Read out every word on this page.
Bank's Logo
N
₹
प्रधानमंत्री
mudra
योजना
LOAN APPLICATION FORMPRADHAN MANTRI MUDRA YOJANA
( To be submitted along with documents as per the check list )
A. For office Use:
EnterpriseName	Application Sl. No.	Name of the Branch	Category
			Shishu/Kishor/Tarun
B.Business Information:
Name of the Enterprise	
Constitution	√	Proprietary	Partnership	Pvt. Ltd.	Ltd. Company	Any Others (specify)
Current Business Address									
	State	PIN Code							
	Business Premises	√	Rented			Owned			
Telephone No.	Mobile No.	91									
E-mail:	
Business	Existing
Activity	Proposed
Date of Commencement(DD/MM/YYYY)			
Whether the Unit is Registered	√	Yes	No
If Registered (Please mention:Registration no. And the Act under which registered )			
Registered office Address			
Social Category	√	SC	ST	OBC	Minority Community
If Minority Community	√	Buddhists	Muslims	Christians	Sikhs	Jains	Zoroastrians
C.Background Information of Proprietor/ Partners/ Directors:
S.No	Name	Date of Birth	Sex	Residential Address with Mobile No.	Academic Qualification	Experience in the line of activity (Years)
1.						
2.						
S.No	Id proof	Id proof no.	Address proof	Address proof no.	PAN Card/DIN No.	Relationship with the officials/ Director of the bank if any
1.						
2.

▶ **GOAL**: All lines above containing the string "Community" are to be collected.

▶ **SOLUTION BELOW**:
Social Category	√	SC	ST	OBC	Minority Community
If Minority Community	√	Buddhists	Muslims	Christians	Sikhs	Jains	Zoroastrians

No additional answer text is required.